REQUEST
Your task is to copy every line of the records below that contains "слова".

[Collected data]
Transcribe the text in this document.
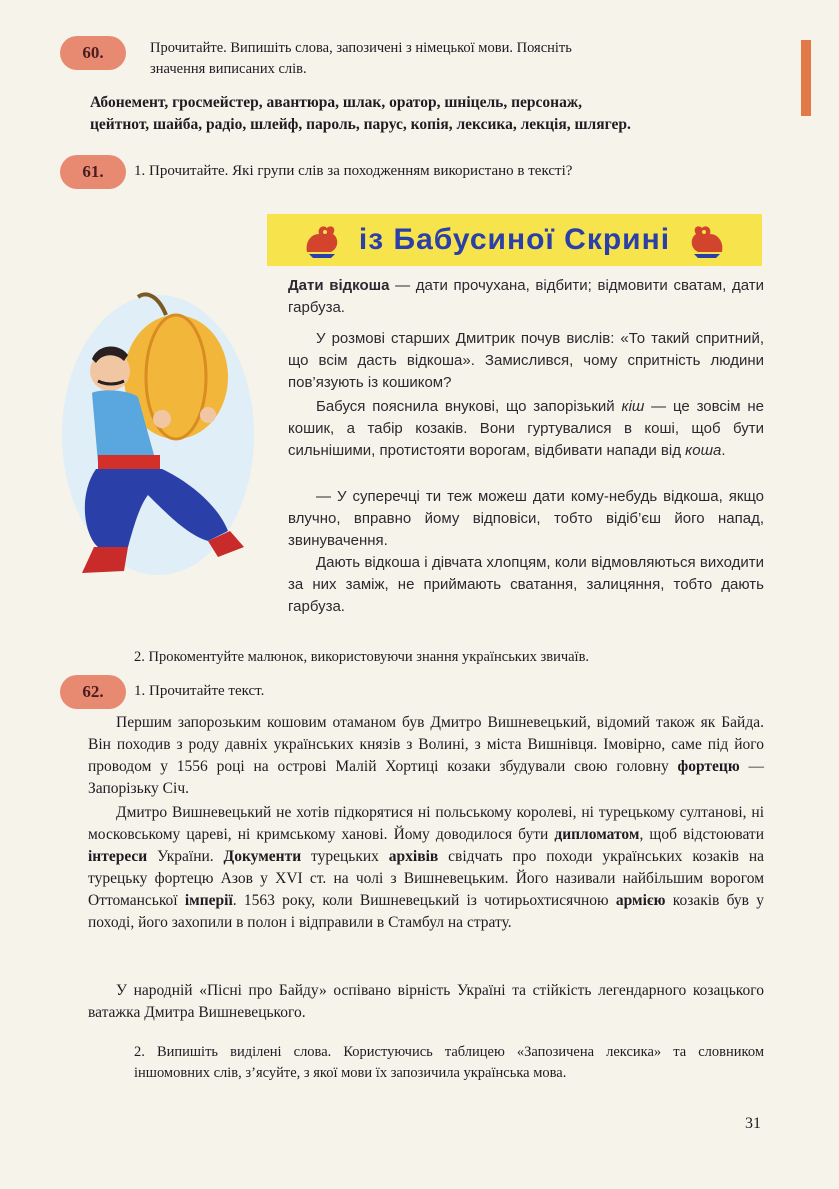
60.	Прочитайте. Випишіть слова, запозичені з німецької мови. Поясніть
значення виписаних слів.
Абонемент, гросмейстер, авантюра, шлак, оратор, шніцель, персонаж,
цейтнот, шайба, радіо, шлейф, пароль, парус, копія, лексика, лекція, шлягер.
61.	1. Прочитайте. Які групи слів за походженням використано в тексті?
із Бабусиної Скрині
Дати відкоша — дати прочухана, відбити; відмовити сватам, дати гарбуза.
У розмові старших Дмитрик почув вислів: «То такий спритний, що всім дасть відкоша». Замислився, чому спритність людини пов’язують із кошиком?
Бабуся пояснила внукові, що запорізький кіш — це зовсім не кошик, а табір козаків. Вони гуртувалися в коші, щоб бути сильнішими, протистояти ворогам, відбивати напади від коша.
— У суперечці ти теж можеш дати кому-небудь відкоша, якщо влучно, вправно йому відповіси, тобто відіб’єш його напад, звинувачення.
Дають відкоша і дівчата хлопцям, коли відмовляються виходити за них заміж, не приймають сватання, залицяння, тобто дають гарбуза.
2. Прокоментуйте малюнок, використовуючи знання українських звичаїв.
62.	1. Прочитайте текст.
Першим запорозьким кошовим отаманом був Дмитро Вишневецький, відомий також як Байда. Він походив з роду давніх українських князів з Волині, з міста Вишнівця. Імовірно, саме під його проводом у 1556 році на острові Малій Хортиці козаки збудували свою головну фортецю — Запорізьку Січ.
Дмитро Вишневецький не хотів підкорятися ні польському королеві, ні турецькому султанові, ні московському цареві, ні кримському ханові. Йому доводилося бути дипломатом, щоб відстоювати інтереси України. Документи турецьких архівів свідчать про походи українських козаків на турецьку фортецю Азов у XVI ст. на чолі з Вишневецьким. Його називали найбільшим ворогом Оттоманської імперії. 1563 року, коли Вишневецький із чотирьохтисячною армією козаків був у поході, його захопили в полон і відправили в Стамбул на страту.
У народній «Пісні про Байду» оспівано вірність Україні та стійкість легендарного козацького ватажка Дмитра Вишневецького.
2. Випишіть виділені слова. Користуючись таблицею «Запозичена лексика» та словником іншомовних слів, з’ясуйте, з якої мови їх запозичила українська мова.
31
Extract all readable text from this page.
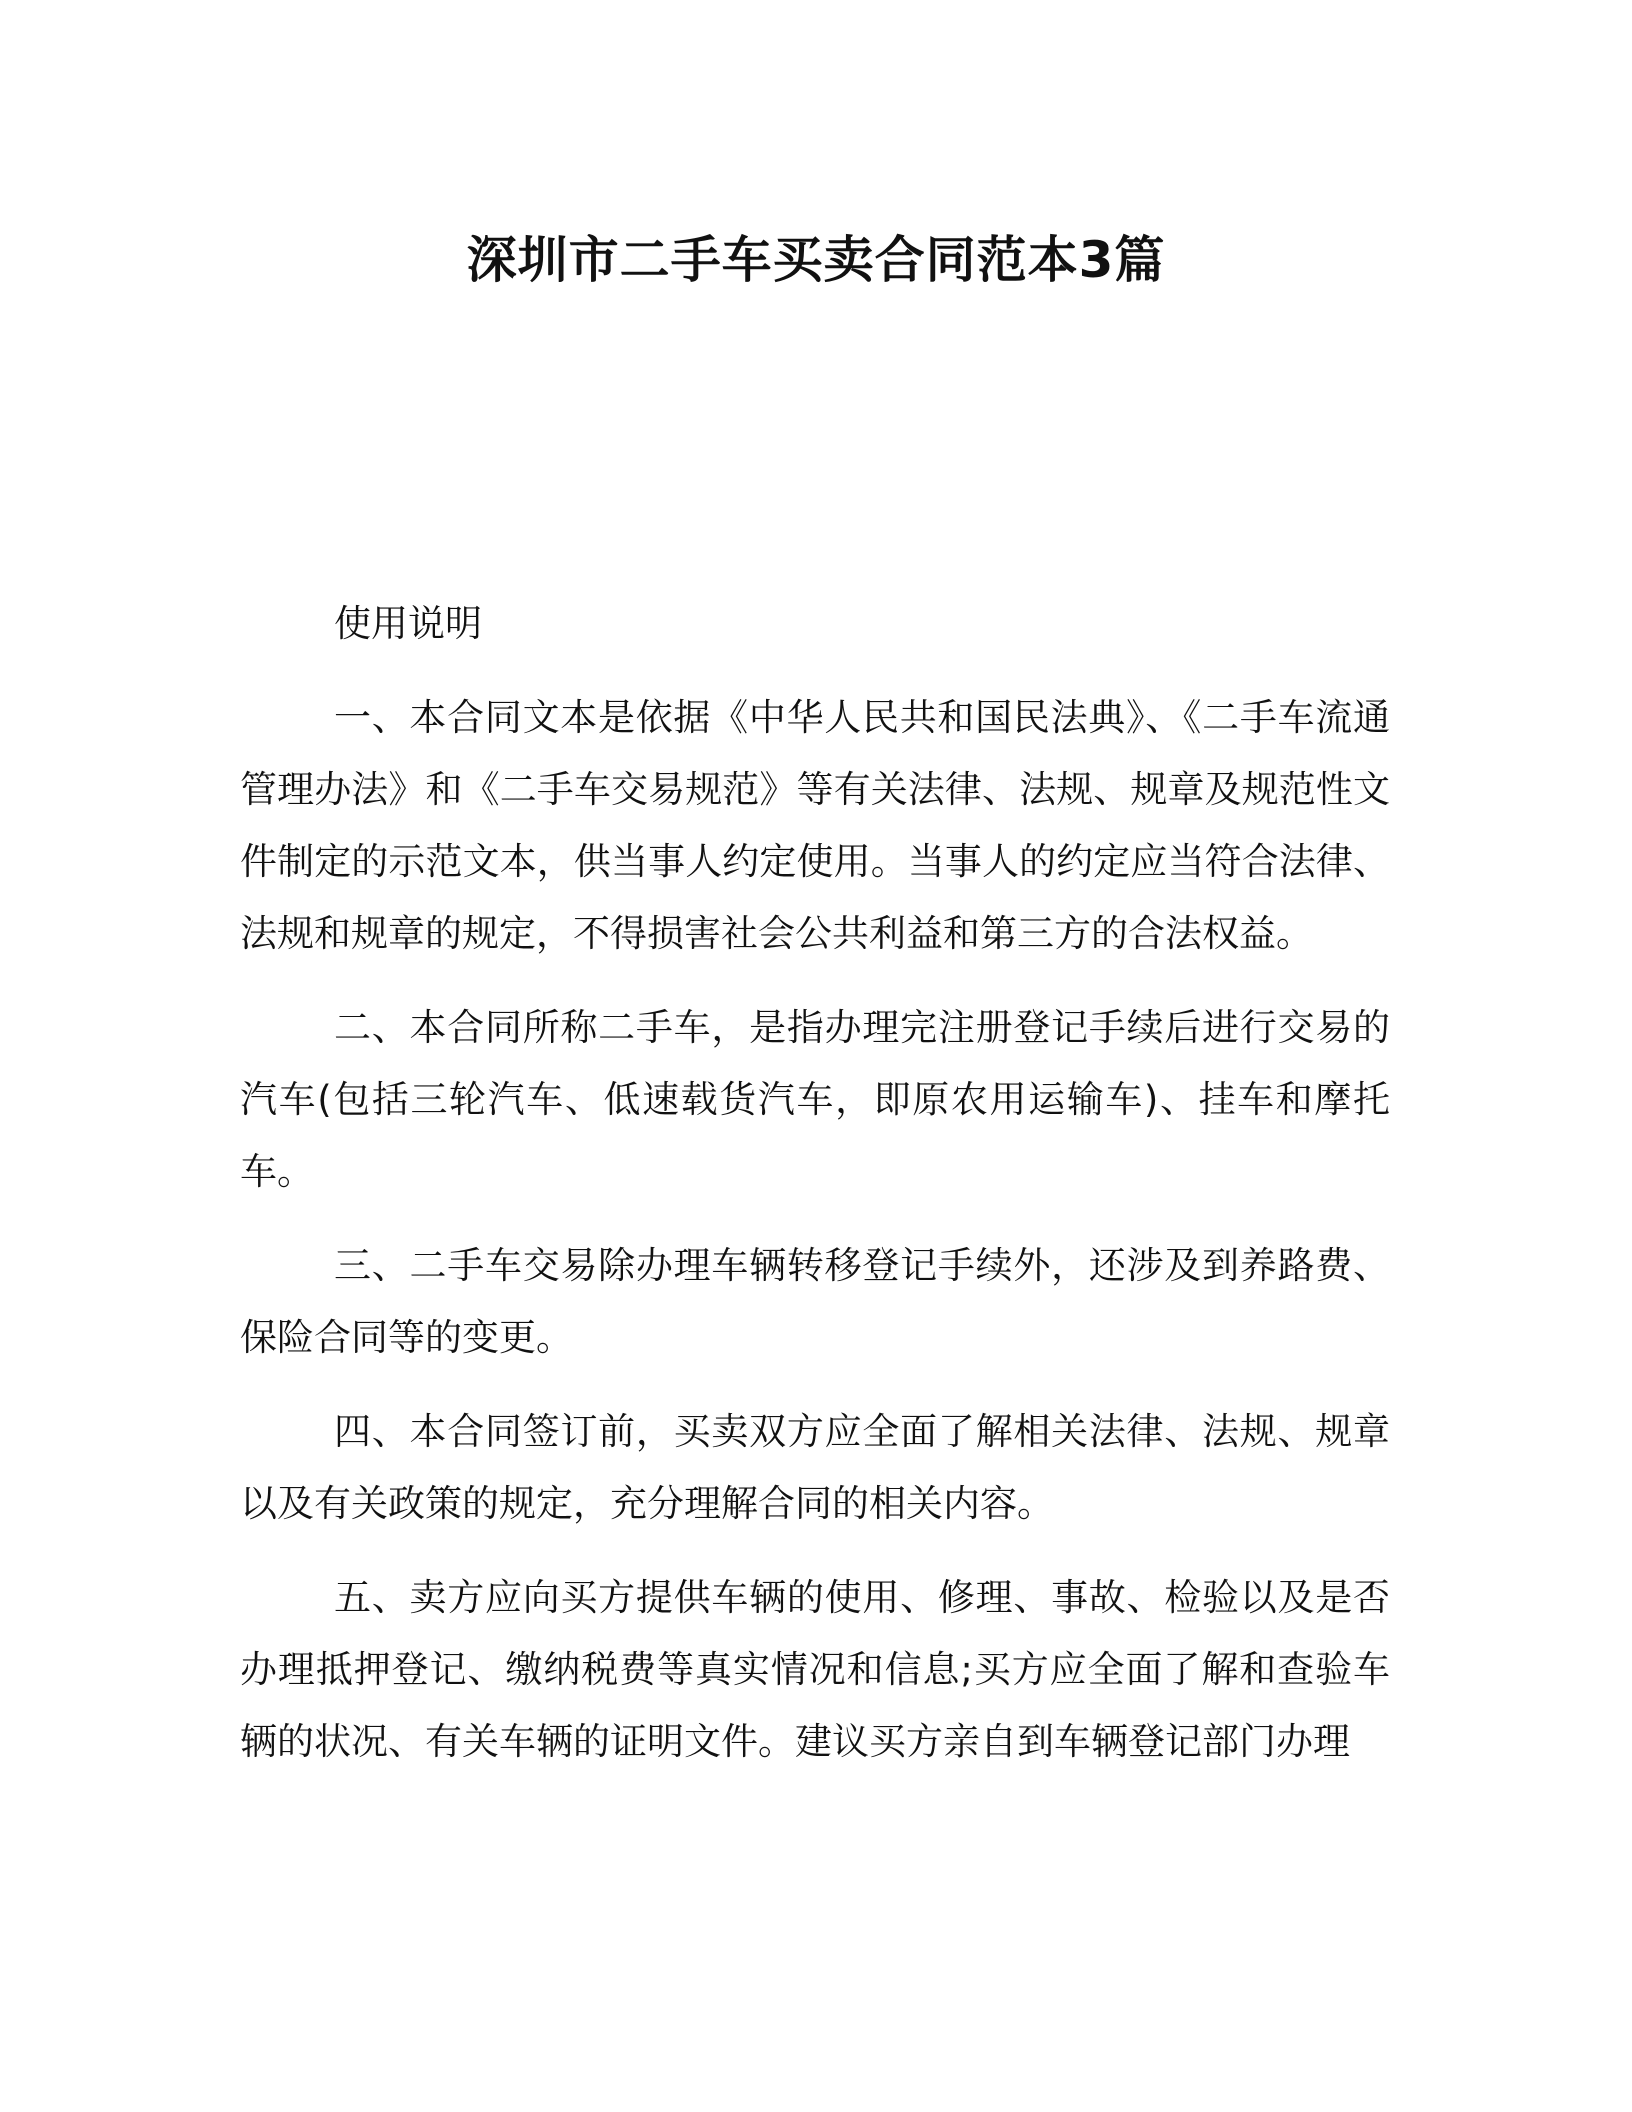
深圳市二手车买卖合同范本3篇

使用说明

一、本合同文本是依据《中华人民共和国民法典》、《二手车流通管理办法》和《二手车交易规范》等有关法律、法规、规章及规范性文件制定的示范文本，供当事人约定使用。当事人的约定应当符合法律、法规和规章的规定，不得损害社会公共利益和第三方的合法权益。

二、本合同所称二手车，是指办理完注册登记手续后进行交易的汽车(包括三轮汽车、低速载货汽车，即原农用运输车)、挂车和摩托车。

三、二手车交易除办理车辆转移登记手续外，还涉及到养路费、保险合同等的变更。

四、本合同签订前，买卖双方应全面了解相关法律、法规、规章以及有关政策的规定，充分理解合同的相关内容。

五、卖方应向买方提供车辆的使用、修理、事故、检验以及是否办理抵押登记、缴纳税费等真实情况和信息;买方应全面了解和查验车辆的状况、有关车辆的证明文件。建议买方亲自到车辆登记部门办理
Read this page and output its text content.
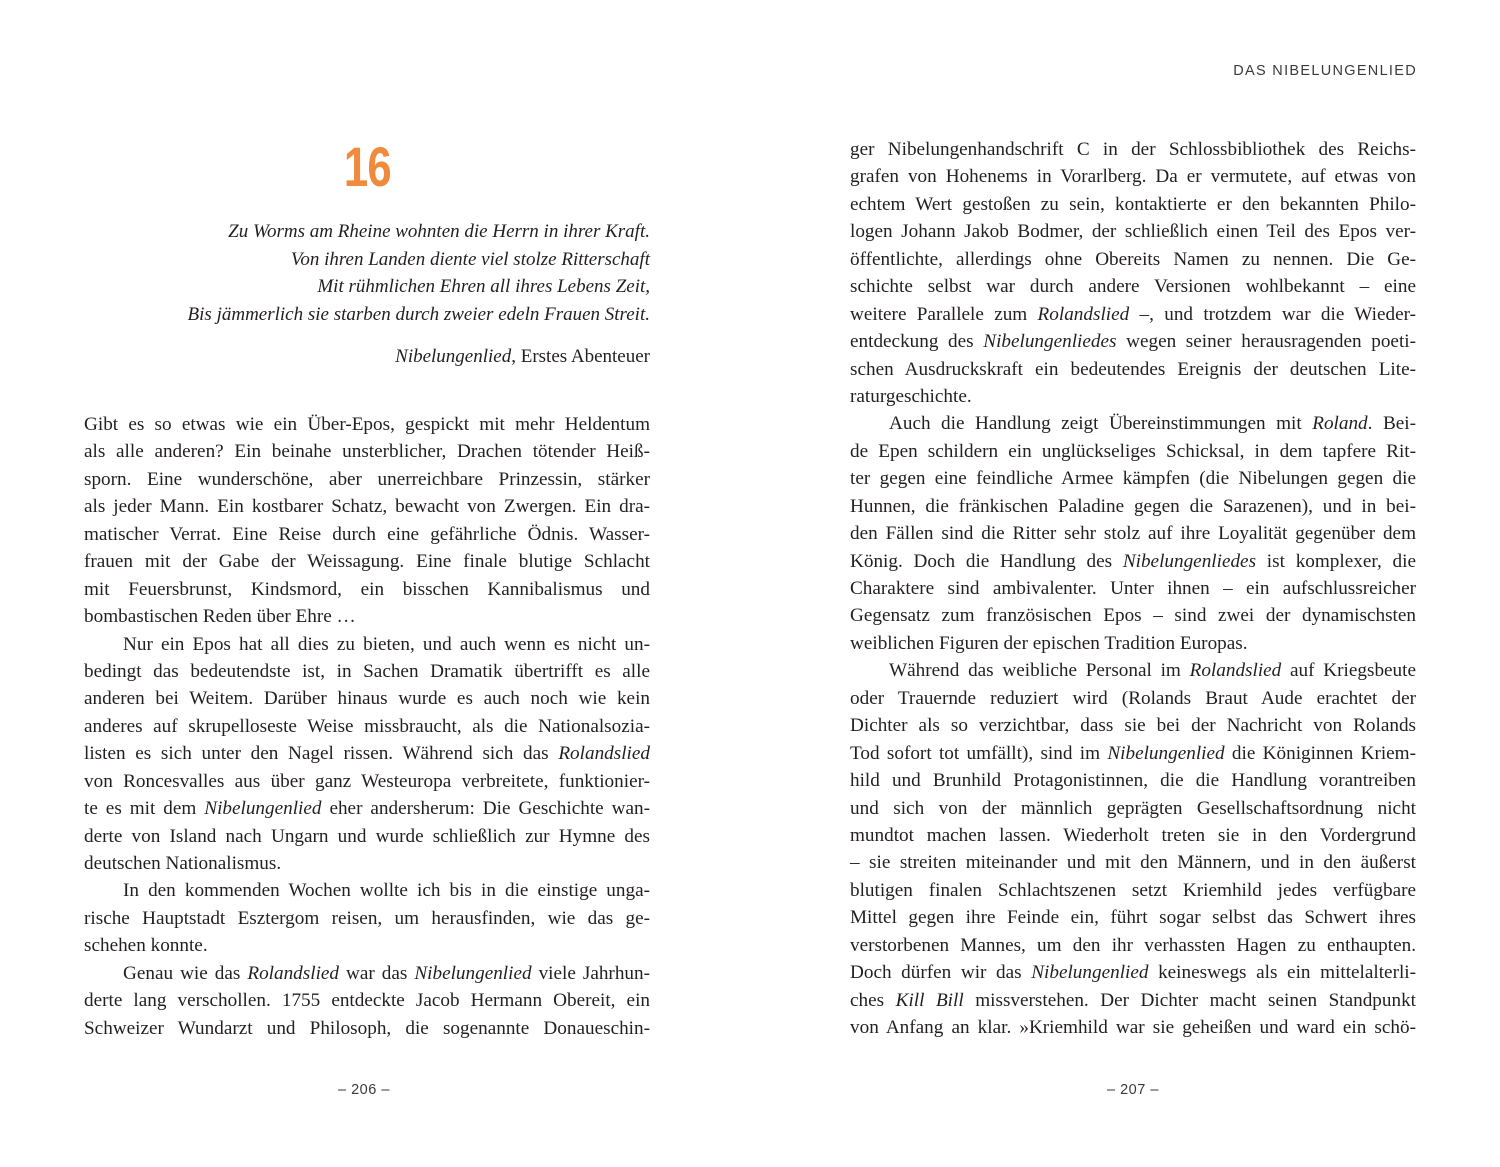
16
Zu Worms am Rheine wohnten die Herrn in ihrer Kraft.
Von ihren Landen diente viel stolze Ritterschaft
Mit rühmlichen Ehren all ihres Lebens Zeit,
Bis jämmerlich sie starben durch zweier edeln Frauen Streit.
Nibelungenlied, Erstes Abenteuer
Gibt es so etwas wie ein Über-Epos, gespickt mit mehr Heldentum
als alle anderen? Ein beinahe unsterblicher, Drachen tötender Heiß-
sporn. Eine wunderschöne, aber unerreichbare Prinzessin, stärker
als jeder Mann. Ein kostbarer Schatz, bewacht von Zwergen. Ein dra-
matischer Verrat. Eine Reise durch eine gefährliche Ödnis. Wasser-
frauen mit der Gabe der Weissagung. Eine finale blutige Schlacht
mit Feuersbrunst, Kindsmord, ein bisschen Kannibalismus und
bombastischen Reden über Ehre …
Nur ein Epos hat all dies zu bieten, und auch wenn es nicht un-
bedingt das bedeutendste ist, in Sachen Dramatik übertrifft es alle
anderen bei Weitem. Darüber hinaus wurde es auch noch wie kein
anderes auf skrupelloseste Weise missbraucht, als die Nationalsozia-
listen es sich unter den Nagel rissen. Während sich das Rolandslied
von Roncesvalles aus über ganz Westeuropa verbreitete, funktionier-
te es mit dem Nibelungenlied eher andersherum: Die Geschichte wan-
derte von Island nach Ungarn und wurde schließlich zur Hymne des
deutschen Nationalismus.
In den kommenden Wochen wollte ich bis in die einstige unga-
rische Hauptstadt Esztergom reisen, um herausfinden, wie das ge-
schehen konnte.
Genau wie das Rolandslied war das Nibelungenlied viele Jahrhun-
derte lang verschollen. 1755 entdeckte Jacob Hermann Obereit, ein
Schweizer Wundarzt und Philosoph, die sogenannte Donaueschin-
– 206 –
DAS NIBELUNGENLIED
ger Nibelungenhandschrift C in der Schlossbibliothek des Reichs-
grafen von Hohenems in Vorarlberg. Da er vermutete, auf etwas von
echtem Wert gestoßen zu sein, kontaktierte er den bekannten Philo-
logen Johann Jakob Bodmer, der schließlich einen Teil des Epos ver-
öffentlichte, allerdings ohne Obereits Namen zu nennen. Die Ge-
schichte selbst war durch andere Versionen wohlbekannt – eine
weitere Parallele zum Rolandslied –, und trotzdem war die Wieder-
entdeckung des Nibelungenliedes wegen seiner herausragenden poeti-
schen Ausdruckskraft ein bedeutendes Ereignis der deutschen Lite-
raturgeschichte.
Auch die Handlung zeigt Übereinstimmungen mit Roland. Bei-
de Epen schildern ein unglückseliges Schicksal, in dem tapfere Rit-
ter gegen eine feindliche Armee kämpfen (die Nibelungen gegen die
Hunnen, die fränkischen Paladine gegen die Sarazenen), und in bei-
den Fällen sind die Ritter sehr stolz auf ihre Loyalität gegenüber dem
König. Doch die Handlung des Nibelungenliedes ist komplexer, die
Charaktere sind ambivalenter. Unter ihnen – ein aufschlussreicher
Gegensatz zum französischen Epos – sind zwei der dynamischsten
weiblichen Figuren der epischen Tradition Europas.
Während das weibliche Personal im Rolandslied auf Kriegsbeute
oder Trauernde reduziert wird (Rolands Braut Aude erachtet der
Dichter als so verzichtbar, dass sie bei der Nachricht von Rolands
Tod sofort tot umfällt), sind im Nibelungenlied die Königinnen Kriem-
hild und Brunhild Protagonistinnen, die die Handlung vorantreiben
und sich von der männlich geprägten Gesellschaftsordnung nicht
mundtot machen lassen. Wiederholt treten sie in den Vordergrund
– sie streiten miteinander und mit den Männern, und in den äußerst
blutigen finalen Schlachtszenen setzt Kriemhild jedes verfügbare
Mittel gegen ihre Feinde ein, führt sogar selbst das Schwert ihres
verstorbenen Mannes, um den ihr verhassten Hagen zu enthaupten.
Doch dürfen wir das Nibelungenlied keineswegs als ein mittelalterli-
ches Kill Bill missverstehen. Der Dichter macht seinen Standpunkt
von Anfang an klar. »Kriemhild war sie geheißen und ward ein schö-
– 207 –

EXERCISE OUTPUT
60.	Прочитайте. Випишіть слова, запозичені з німецької мови. Поясніть
2. Випишіть виділені слова. Користуючись таблицею «Запозичена лексика» та словником іншомовних слів, з’ясуйте, з якої мови їх запозичила українська мова.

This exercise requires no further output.